_Exercise_.
All lines holding the string "мерческим" are to be shown.
· · ·
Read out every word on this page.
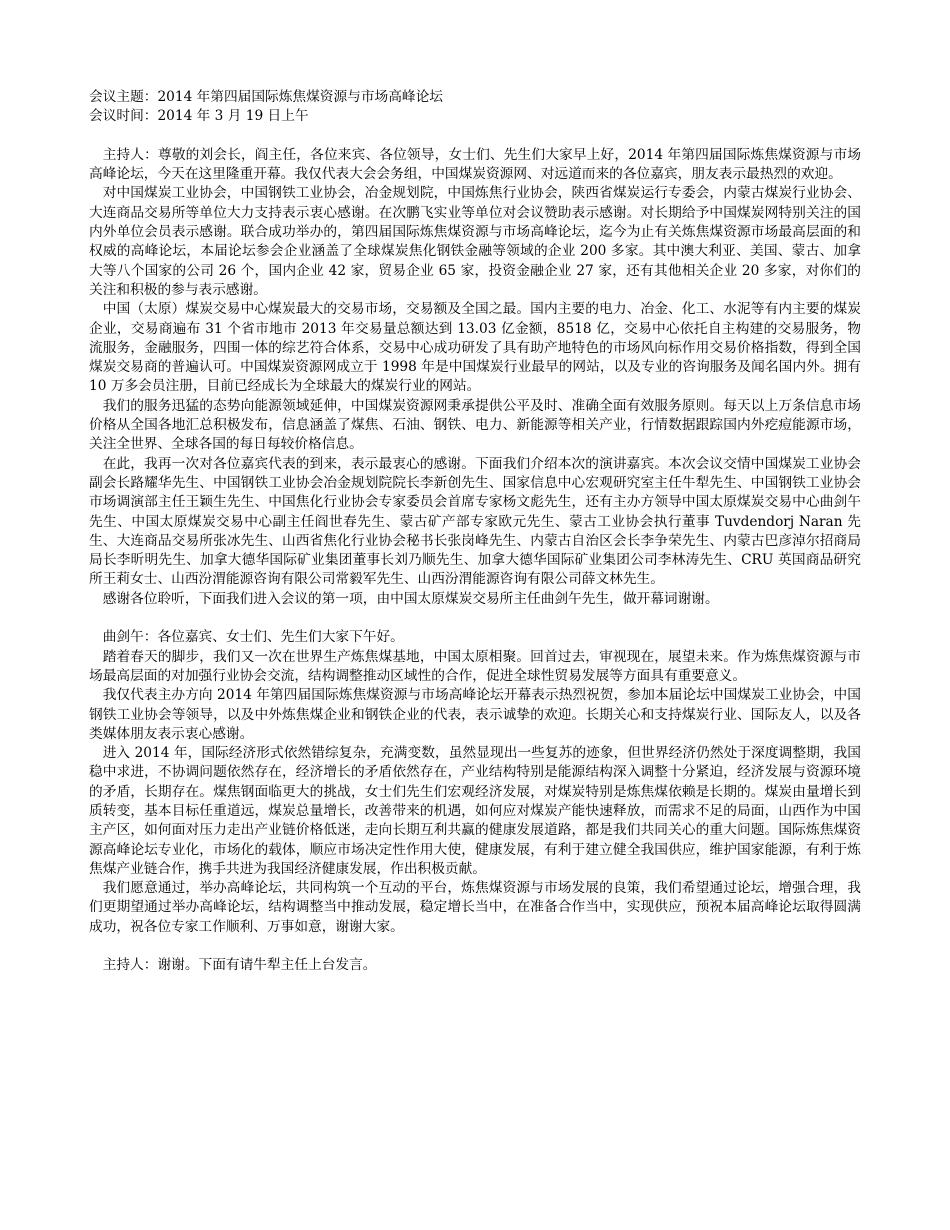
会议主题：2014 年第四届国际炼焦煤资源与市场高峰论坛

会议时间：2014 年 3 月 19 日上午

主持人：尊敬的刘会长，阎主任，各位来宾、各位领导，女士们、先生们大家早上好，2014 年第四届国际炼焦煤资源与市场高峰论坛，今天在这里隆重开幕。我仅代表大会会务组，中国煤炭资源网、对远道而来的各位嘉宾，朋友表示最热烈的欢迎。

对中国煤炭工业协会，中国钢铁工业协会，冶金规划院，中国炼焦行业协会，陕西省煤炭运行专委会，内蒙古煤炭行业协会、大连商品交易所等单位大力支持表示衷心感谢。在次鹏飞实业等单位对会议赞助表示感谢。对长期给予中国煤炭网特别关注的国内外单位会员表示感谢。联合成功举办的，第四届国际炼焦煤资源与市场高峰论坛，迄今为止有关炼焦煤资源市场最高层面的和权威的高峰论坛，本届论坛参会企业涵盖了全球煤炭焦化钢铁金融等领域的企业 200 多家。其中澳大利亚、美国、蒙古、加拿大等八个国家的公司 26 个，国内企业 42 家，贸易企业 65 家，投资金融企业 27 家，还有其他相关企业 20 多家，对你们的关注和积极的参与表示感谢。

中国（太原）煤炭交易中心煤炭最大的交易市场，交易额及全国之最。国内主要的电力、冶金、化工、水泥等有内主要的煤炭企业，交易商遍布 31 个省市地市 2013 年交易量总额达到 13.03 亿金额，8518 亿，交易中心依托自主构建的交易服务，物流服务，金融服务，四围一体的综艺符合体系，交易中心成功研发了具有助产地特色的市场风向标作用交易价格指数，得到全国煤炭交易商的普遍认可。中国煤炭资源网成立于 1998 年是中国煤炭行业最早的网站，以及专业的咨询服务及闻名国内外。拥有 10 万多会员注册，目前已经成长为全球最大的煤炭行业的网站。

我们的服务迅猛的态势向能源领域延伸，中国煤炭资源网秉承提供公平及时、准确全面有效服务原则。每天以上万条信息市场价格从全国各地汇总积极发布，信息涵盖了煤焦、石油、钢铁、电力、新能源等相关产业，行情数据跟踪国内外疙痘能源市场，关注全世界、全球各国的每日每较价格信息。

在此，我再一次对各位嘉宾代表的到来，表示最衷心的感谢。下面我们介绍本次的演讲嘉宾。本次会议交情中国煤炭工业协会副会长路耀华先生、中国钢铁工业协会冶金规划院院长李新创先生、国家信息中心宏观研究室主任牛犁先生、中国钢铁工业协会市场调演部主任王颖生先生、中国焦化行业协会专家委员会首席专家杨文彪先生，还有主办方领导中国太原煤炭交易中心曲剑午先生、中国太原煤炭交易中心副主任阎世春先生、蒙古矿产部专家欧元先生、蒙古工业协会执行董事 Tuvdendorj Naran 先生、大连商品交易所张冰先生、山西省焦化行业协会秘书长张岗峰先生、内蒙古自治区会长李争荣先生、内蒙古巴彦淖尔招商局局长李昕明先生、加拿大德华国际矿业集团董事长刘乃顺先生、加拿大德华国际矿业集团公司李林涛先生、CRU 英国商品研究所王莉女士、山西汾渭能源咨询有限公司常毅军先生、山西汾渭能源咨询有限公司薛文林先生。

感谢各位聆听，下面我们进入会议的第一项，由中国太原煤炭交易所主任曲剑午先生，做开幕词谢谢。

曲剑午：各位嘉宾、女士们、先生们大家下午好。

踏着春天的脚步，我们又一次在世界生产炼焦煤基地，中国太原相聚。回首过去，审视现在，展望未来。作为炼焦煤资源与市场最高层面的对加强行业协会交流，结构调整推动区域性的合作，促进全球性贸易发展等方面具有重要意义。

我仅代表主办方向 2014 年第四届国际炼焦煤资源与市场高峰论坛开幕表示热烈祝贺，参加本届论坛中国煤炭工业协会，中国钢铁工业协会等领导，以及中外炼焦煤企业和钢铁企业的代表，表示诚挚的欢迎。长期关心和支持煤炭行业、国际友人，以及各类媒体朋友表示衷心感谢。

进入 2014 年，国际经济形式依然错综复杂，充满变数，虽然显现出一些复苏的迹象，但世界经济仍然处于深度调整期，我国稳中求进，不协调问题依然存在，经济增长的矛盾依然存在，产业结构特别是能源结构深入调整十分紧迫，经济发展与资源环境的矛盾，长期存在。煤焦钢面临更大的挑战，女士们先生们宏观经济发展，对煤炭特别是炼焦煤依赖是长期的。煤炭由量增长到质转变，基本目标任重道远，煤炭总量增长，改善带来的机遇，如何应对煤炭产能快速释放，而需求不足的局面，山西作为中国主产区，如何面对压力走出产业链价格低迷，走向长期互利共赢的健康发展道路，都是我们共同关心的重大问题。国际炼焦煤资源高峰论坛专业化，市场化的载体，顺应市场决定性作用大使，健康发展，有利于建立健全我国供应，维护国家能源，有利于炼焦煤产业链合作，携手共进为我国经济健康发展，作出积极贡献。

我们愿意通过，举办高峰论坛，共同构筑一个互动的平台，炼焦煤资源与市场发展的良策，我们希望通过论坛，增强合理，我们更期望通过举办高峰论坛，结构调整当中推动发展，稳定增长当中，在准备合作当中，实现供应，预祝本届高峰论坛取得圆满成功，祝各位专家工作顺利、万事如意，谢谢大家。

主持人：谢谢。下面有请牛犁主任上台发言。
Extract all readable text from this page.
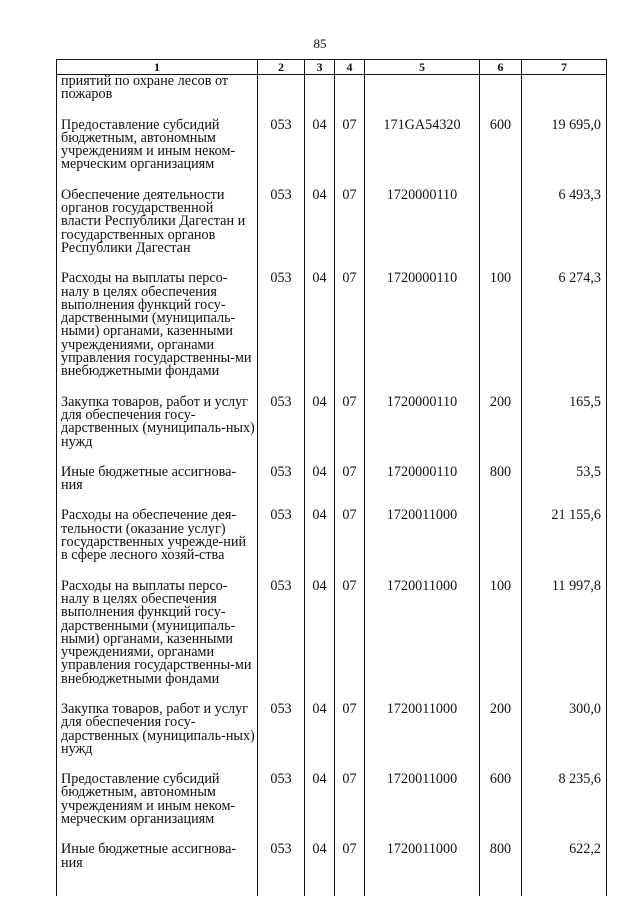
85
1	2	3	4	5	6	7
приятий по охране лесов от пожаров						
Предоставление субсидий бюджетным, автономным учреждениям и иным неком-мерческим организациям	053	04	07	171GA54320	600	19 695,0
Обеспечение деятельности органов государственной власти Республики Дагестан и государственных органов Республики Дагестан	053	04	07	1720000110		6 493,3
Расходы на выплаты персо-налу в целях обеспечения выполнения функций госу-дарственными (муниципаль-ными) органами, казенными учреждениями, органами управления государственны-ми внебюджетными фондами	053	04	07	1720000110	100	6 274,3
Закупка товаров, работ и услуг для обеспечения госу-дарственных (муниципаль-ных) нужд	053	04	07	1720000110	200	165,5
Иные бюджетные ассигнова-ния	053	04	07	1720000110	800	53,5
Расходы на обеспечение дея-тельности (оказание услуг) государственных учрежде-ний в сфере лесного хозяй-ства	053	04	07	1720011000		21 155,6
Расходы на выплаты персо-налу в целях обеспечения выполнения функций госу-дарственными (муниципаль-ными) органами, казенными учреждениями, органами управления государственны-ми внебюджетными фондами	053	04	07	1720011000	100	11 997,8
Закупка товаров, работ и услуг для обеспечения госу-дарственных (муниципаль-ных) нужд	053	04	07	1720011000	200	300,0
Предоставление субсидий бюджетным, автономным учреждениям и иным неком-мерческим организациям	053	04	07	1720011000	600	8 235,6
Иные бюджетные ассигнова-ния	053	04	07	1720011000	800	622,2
· · ·
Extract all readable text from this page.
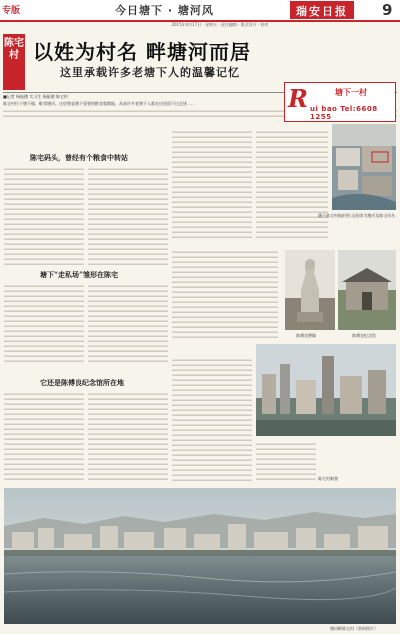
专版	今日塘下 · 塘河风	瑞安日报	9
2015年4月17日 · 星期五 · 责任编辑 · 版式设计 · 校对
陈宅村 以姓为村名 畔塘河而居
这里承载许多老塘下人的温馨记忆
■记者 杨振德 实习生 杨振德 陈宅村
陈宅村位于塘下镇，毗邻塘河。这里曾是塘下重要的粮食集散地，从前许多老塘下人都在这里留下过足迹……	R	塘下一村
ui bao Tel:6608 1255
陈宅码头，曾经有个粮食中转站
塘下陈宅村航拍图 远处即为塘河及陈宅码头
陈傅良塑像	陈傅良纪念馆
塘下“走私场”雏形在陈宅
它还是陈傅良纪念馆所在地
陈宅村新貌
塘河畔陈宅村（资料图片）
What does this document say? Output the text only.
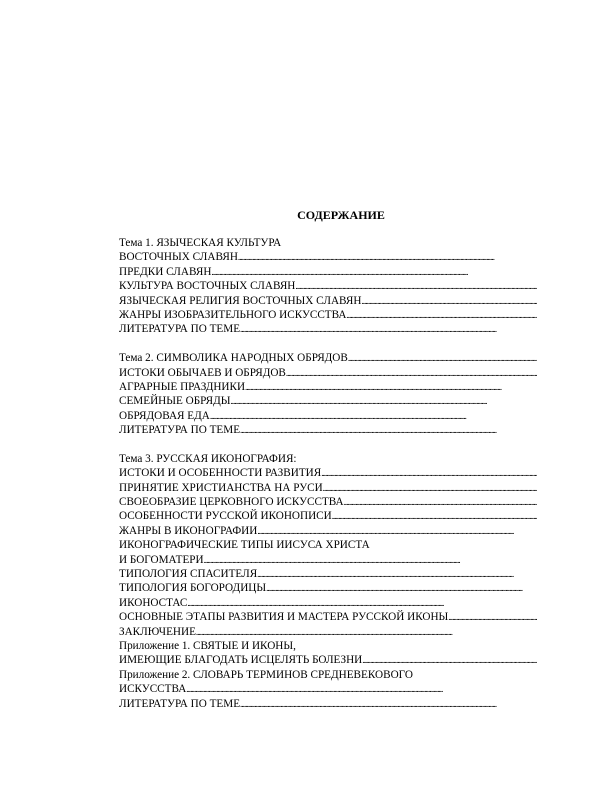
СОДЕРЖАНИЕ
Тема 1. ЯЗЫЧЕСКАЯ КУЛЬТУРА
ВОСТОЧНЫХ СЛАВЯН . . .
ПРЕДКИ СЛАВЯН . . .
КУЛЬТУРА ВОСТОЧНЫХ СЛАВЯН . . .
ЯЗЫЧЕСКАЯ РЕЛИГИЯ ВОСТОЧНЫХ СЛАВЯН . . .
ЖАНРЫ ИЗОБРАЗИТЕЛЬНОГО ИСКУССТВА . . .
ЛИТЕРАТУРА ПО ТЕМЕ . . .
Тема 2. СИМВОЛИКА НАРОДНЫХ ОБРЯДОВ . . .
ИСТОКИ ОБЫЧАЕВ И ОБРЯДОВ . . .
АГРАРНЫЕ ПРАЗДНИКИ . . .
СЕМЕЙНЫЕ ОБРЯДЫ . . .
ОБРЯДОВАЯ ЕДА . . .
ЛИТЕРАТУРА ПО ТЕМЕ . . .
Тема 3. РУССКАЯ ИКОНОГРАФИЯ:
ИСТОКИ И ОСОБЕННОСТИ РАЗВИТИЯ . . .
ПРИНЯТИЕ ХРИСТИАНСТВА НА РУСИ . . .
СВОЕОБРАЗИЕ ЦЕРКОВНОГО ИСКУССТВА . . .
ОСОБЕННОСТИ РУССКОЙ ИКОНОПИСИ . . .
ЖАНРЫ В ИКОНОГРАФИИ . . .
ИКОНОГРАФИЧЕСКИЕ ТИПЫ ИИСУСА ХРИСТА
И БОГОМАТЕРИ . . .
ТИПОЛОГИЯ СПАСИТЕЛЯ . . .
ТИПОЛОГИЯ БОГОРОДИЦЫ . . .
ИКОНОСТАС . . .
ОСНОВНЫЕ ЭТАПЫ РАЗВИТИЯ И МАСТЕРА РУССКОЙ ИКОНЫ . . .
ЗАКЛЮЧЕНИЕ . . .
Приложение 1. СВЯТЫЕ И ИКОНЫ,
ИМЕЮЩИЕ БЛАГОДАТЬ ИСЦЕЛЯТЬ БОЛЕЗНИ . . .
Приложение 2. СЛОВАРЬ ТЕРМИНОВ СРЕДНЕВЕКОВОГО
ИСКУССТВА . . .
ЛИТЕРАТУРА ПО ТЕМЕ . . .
· · ·
_Task answer_.
Предоставление субсидий бюджетным, автономным учреждениям и иным неком-мерческим организациям	053	04	07	171GA54320	600	19 695,0
Предоставление субсидий бюджетным, автономным учреждениям и иным неком-мерческим организациям	053	04	07	1720011000	600	8 235,6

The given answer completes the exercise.